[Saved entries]
# # #
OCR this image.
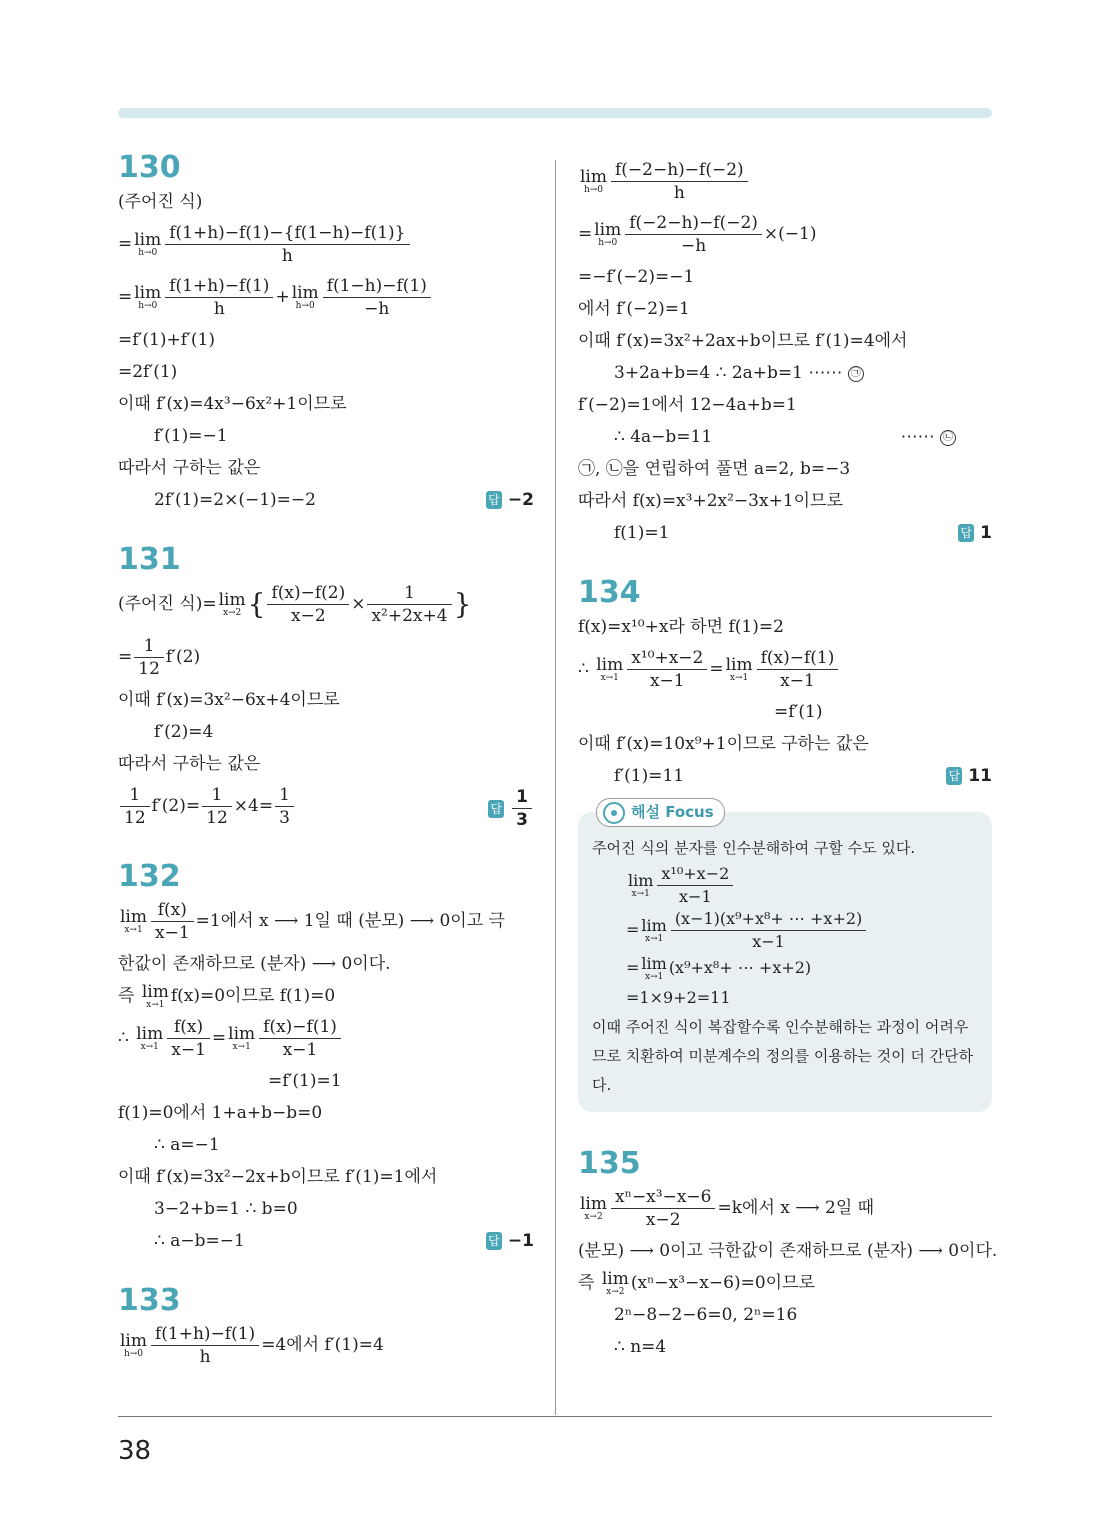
130
(주어진 식)
= lim
$h\to 0 \frac{f(1+h)-f(1)-\{f(1-h)-f(1)\}}{h}$
= lim
$h\to 0 \frac{f(1+h)-f(1)}{h} + \lim$
$h\to 0 \frac{f(1-h)-f(1)}{-h}$
=f′(1)+f′(1)
=2f′(1)
이때 f′(x)=4x³−6x²+1이므로
f′(1)=−1
따라서 구하는 값은
2f′(1)=2×(−1)=−2	답 −2
131
(주어진 식)= lim
x→2 { $\frac{f(x)-f(2)}{x-2} \times \frac{1}{\text{x²+2x+4}}$ }
= $\frac{1}{12} f'(2)$
이때 f′(x)=3x²−6x+4이므로
f′(2)=4
따라서 구하는 값은
$\frac{1}{12} f'(2)= \frac{1}{12} \times 4= \frac{1}{3}$	답 $\frac{1}{3}$
132
lim
$x\to 1 \frac{f(x)}{x-1} =1$에서 x ⟶ 1일 때 (분모) ⟶ 0이고 극
한값이 존재하므로 (분자) ⟶ 0이다.
즉 lim
x→1 f(x)=0이므로 f(1)=0
∴ lim
$x\to 1 \frac{f(x)}{x-1} = \lim$
$x\to 1 \frac{f(x)-f(1)}{x-1}$
=f′(1)=1
f(1)=0에서 1+a+b−b=0
∴ a=−1
이때 f′(x)=3x²−2x+b이므로 f′(1)=1에서
3−2+b=1 ∴ b=0
∴ a−b=−1	답 −1
133
lim
$h\to 0 \frac{f(1+h)-f(1)}{h} =4$에서 f′(1)=4
lim
$h\to 0 \frac{f(-2-h)-f(-2)}{h}$
= lim
$h\to 0 \frac{f(-2-h)-f(-2)}{-h} \times(-1)$
=−f′(−2)=−1
에서 f′(−2)=1
이때 f′(x)=3x²+2ax+b이므로 f′(1)=4에서
3+2a+b=4 ∴ 2a+b=1 ⋯⋯ ㉠
f′(−2)=1에서 12−4a+b=1
∴ 4a−b=11	⋯⋯ ㉡
㉠, ㉡을 연립하여 풀면 a=2, b=−3
따라서 f(x)=x³+2x²−3x+1이므로
f(1)=1	답 1
134
f(x)=x¹⁰+x라 하면 f(1)=2
∴ lim
$x\to 1 \frac{\text{x¹⁰+x−2}}{x-1} = \lim$
$x\to 1 \frac{f(x)-f(1)}{x-1}$
=f′(1)
이때 f′(x)=10x⁹+1이므로 구하는 값은
f′(1)=11	답 11
해설 Focus
주어진 식의 분자를 인수분해하여 구할 수도 있다.
lim
$x\to 1 \frac{\text{x¹⁰+x−2}}{x-1}$
= lim
$x\to 1 \frac{\text{(x−1)(x⁹+x⁸+ ⋯ +x+2)}}{x-1}$
= lim
x→1 (x⁹+x⁸+ ⋯ +x+2)
=1×9+2=11
이때 주어진 식이 복잡할수록 인수분해하는 과정이 어려우므로 치환하여 미분계수의 정의를 이용하는 것이 더 간단하다.
135
lim
$x\to 2 \frac{\text{xⁿ−x³−x−6}}{x-2} =k$에서 x ⟶ 2일 때
(분모) ⟶ 0이고 극한값이 존재하므로 (분자) ⟶ 0이다.
즉 lim
x→2 (xⁿ−x³−x−6)=0이므로
2ⁿ−8−2−6=0, 2ⁿ=16
∴ n=4
38
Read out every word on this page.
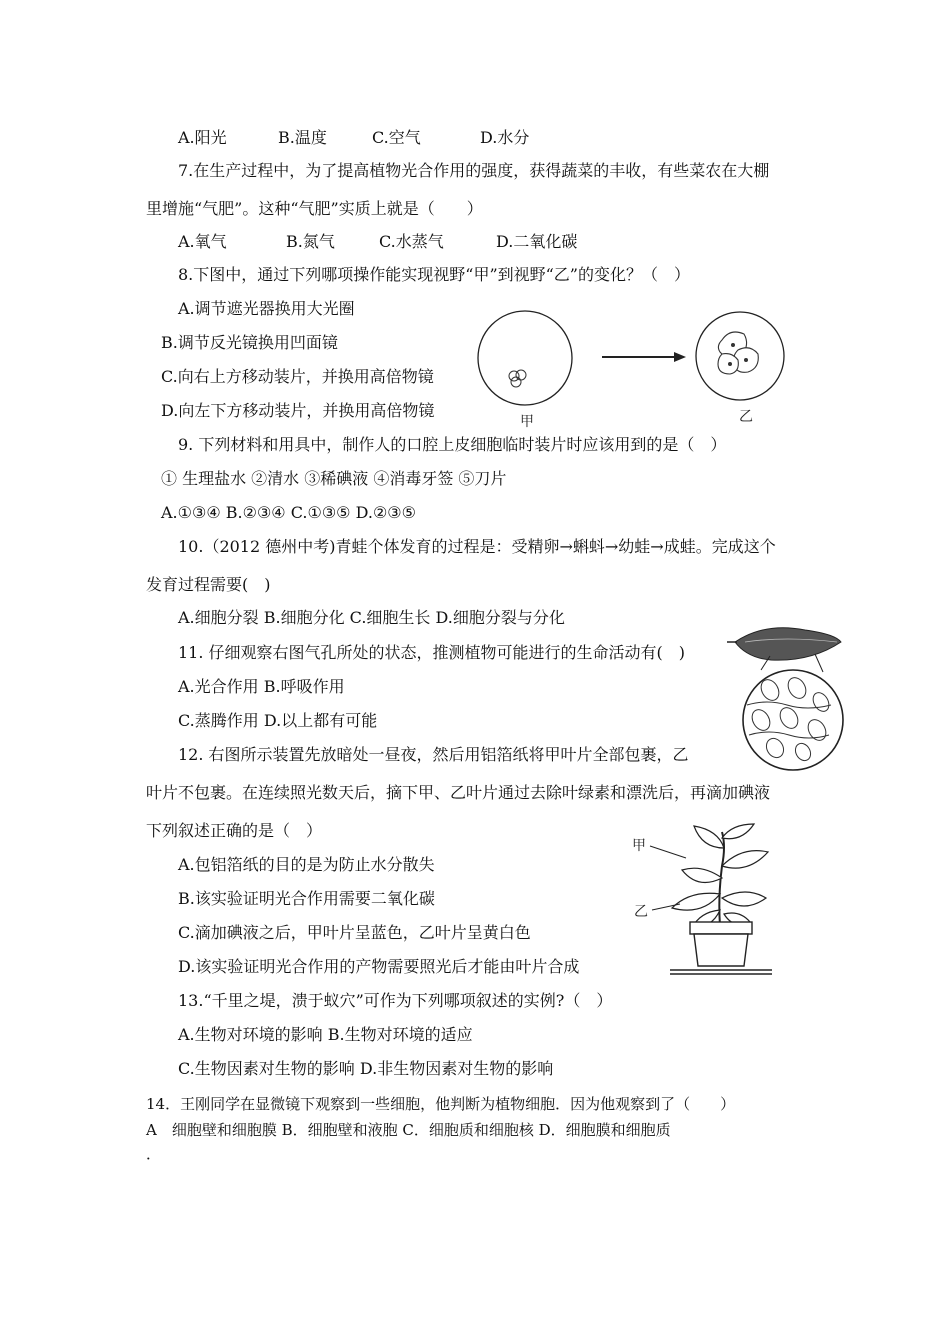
A.阳光	B.温度	C.空气	D.水分
7.在生产过程中，为了提高植物光合作用的强度，获得蔬菜的丰收，有些菜农在大棚
里增施“气肥”。这种“气肥”实质上就是（　　）
A.氧气	B.氮气	C.水蒸气	D.二氧化碳
8.下图中，通过下列哪项操作能实现视野“甲”到视野“乙”的变化？（　）
A.调节遮光器换用大光圈
B.调节反光镜换用凹面镜
C.向右上方移动装片，并换用高倍物镜
D.向左下方移动装片，并换用高倍物镜
甲	乙
9. 下列材料和用具中，制作人的口腔上皮细胞临时装片时应该用到的是（　）
① 生理盐水 ②清水 ③稀碘液 ④消毒牙签 ⑤刀片
A.①③④ B.②③④ C.①③⑤ D.②③⑤
10.（2012 德州中考)青蛙个体发育的过程是：受精卵→蝌蚪→幼蛙→成蛙。完成这个
发育过程需要(　)
A.细胞分裂 B.细胞分化 C.细胞生长 D.细胞分裂与分化
11. 仔细观察右图气孔所处的状态，推测植物可能进行的生命活动有(　)
A.光合作用 B.呼吸作用
C.蒸腾作用 D.以上都有可能
12. 右图所示装置先放暗处一昼夜，然后用铝箔纸将甲叶片全部包裹，乙
叶片不包裹。在连续照光数天后，摘下甲、乙叶片通过去除叶绿素和漂洗后，再滴加碘液
下列叙述正确的是（　）
A.包铝箔纸的目的是为防止水分散失
B.该实验证明光合作用需要二氧化碳
C.滴加碘液之后，甲叶片呈蓝色，乙叶片呈黄白色
D.该实验证明光合作用的产物需要照光后才能由叶片合成
甲
乙
13.“千里之堤，溃于蚁穴”可作为下列哪项叙述的实例?（　）
A.生物对环境的影响 B.生物对环境的适应
C.生物因素对生物的影响 D.非生物因素对生物的影响
14．王刚同学在显微镜下观察到一些细胞，他判断为植物细胞．因为他观察到了（　　）
A　细胞壁和细胞膜 B．细胞壁和液胞 C．细胞质和细胞核 D．细胞膜和细胞质
．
# # #
- Exercise aim -
From start to finish, output the listing exactly, but omit its pictures.

- Task result -
OCR this image.
130
(주어진 식)
= lim
$h\to 0 \frac{f(1+h)-f(1)-\{f(1-h)-f(1)\}}{h}$
= lim
$h\to 0 \frac{f(1+h)-f(1)}{h} + \lim$
$h\to 0 \frac{f(1-h)-f(1)}{-h}$
=f′(1)+f′(1)
=2f′(1)
이때 f′(x)=4x³−6x²+1이므로
f′(1)=−1
따라서 구하는 값은
2f′(1)=2×(−1)=−2	답 −2
131
(주어진 식)= lim
x→2 { $\frac{f(x)-f(2)}{x-2} \times \frac{1}{\text{x²+2x+4}}$ }
= $\frac{1}{12} f'(2)$
이때 f′(x)=3x²−6x+4이므로
f′(2)=4
따라서 구하는 값은
$\frac{1}{12} f'(2)= \frac{1}{12} \times 4= \frac{1}{3}$	답 $\frac{1}{3}$
132
lim
$x\to 1 \frac{f(x)}{x-1} =1$에서 x ⟶ 1일 때 (분모) ⟶ 0이고 극
한값이 존재하므로 (분자) ⟶ 0이다.
즉 lim
x→1 f(x)=0이므로 f(1)=0
∴ lim
$x\to 1 \frac{f(x)}{x-1} = \lim$
$x\to 1 \frac{f(x)-f(1)}{x-1}$
=f′(1)=1
f(1)=0에서 1+a+b−b=0
∴ a=−1
이때 f′(x)=3x²−2x+b이므로 f′(1)=1에서
3−2+b=1 ∴ b=0
∴ a−b=−1	답 −1
133
lim
$h\to 0 \frac{f(1+h)-f(1)}{h} =4$에서 f′(1)=4
lim
$h\to 0 \frac{f(-2-h)-f(-2)}{h}$
= lim
$h\to 0 \frac{f(-2-h)-f(-2)}{-h} \times(-1)$
=−f′(−2)=−1
에서 f′(−2)=1
이때 f′(x)=3x²+2ax+b이므로 f′(1)=4에서
3+2a+b=4 ∴ 2a+b=1 ⋯⋯ ㉠
f′(−2)=1에서 12−4a+b=1
∴ 4a−b=11	⋯⋯ ㉡
㉠, ㉡을 연립하여 풀면 a=2, b=−3
따라서 f(x)=x³+2x²−3x+1이므로
f(1)=1	답 1
134
f(x)=x¹⁰+x라 하면 f(1)=2
∴ lim
$x\to 1 \frac{\text{x¹⁰+x−2}}{x-1} = \lim$
$x\to 1 \frac{f(x)-f(1)}{x-1}$
=f′(1)
이때 f′(x)=10x⁹+1이므로 구하는 값은
f′(1)=11	답 11
해설 Focus
주어진 식의 분자를 인수분해하여 구할 수도 있다.
lim
$x\to 1 \frac{\text{x¹⁰+x−2}}{x-1}$
= lim
$x\to 1 \frac{\text{(x−1)(x⁹+x⁸+ ⋯ +x+2)}}{x-1}$
= lim
x→1 (x⁹+x⁸+ ⋯ +x+2)
=1×9+2=11
이때 주어진 식이 복잡할수록 인수분해하는 과정이 어려우므로 치환하여 미분계수의 정의를 이용하는 것이 더 간단하다.
135
lim
$x\to 2 \frac{\text{xⁿ−x³−x−6}}{x-2} =k$에서 x ⟶ 2일 때
(분모) ⟶ 0이고 극한값이 존재하므로 (분자) ⟶ 0이다.
즉 lim
x→2 (xⁿ−x³−x−6)=0이므로
2ⁿ−8−2−6=0, 2ⁿ=16
∴ n=4
38
Read out every word on this page.
A.阳光	B.温度	C.空气	D.水分
7.在生产过程中，为了提高植物光合作用的强度，获得蔬菜的丰收，有些菜农在大棚
里增施“气肥”。这种“气肥”实质上就是（　　）
A.氧气	B.氮气	C.水蒸气	D.二氧化碳
8.下图中，通过下列哪项操作能实现视野“甲”到视野“乙”的变化？（　）
A.调节遮光器换用大光圈
B.调节反光镜换用凹面镜
C.向右上方移动装片，并换用高倍物镜
D.向左下方移动装片，并换用高倍物镜
甲	乙
9. 下列材料和用具中，制作人的口腔上皮细胞临时装片时应该用到的是（　）
① 生理盐水 ②清水 ③稀碘液 ④消毒牙签 ⑤刀片
A.①③④ B.②③④ C.①③⑤ D.②③⑤
10.（2012 德州中考)青蛙个体发育的过程是：受精卵→蝌蚪→幼蛙→成蛙。完成这个
发育过程需要(　)
A.细胞分裂 B.细胞分化 C.细胞生长 D.细胞分裂与分化
11. 仔细观察右图气孔所处的状态，推测植物可能进行的生命活动有(　)
A.光合作用 B.呼吸作用
C.蒸腾作用 D.以上都有可能
12. 右图所示装置先放暗处一昼夜，然后用铝箔纸将甲叶片全部包裹，乙
叶片不包裹。在连续照光数天后，摘下甲、乙叶片通过去除叶绿素和漂洗后，再滴加碘液
下列叙述正确的是（　）
A.包铝箔纸的目的是为防止水分散失
B.该实验证明光合作用需要二氧化碳
C.滴加碘液之后，甲叶片呈蓝色，乙叶片呈黄白色
D.该实验证明光合作用的产物需要照光后才能由叶片合成
甲
乙
13.“千里之堤，溃于蚁穴”可作为下列哪项叙述的实例?（　）
A.生物对环境的影响 B.生物对环境的适应
C.生物因素对生物的影响 D.非生物因素对生物的影响
14．王刚同学在显微镜下观察到一些细胞，他判断为植物细胞．因为他观察到了（　　）
A　细胞壁和细胞膜 B．细胞壁和液胞 C．细胞质和细胞核 D．细胞膜和细胞质
．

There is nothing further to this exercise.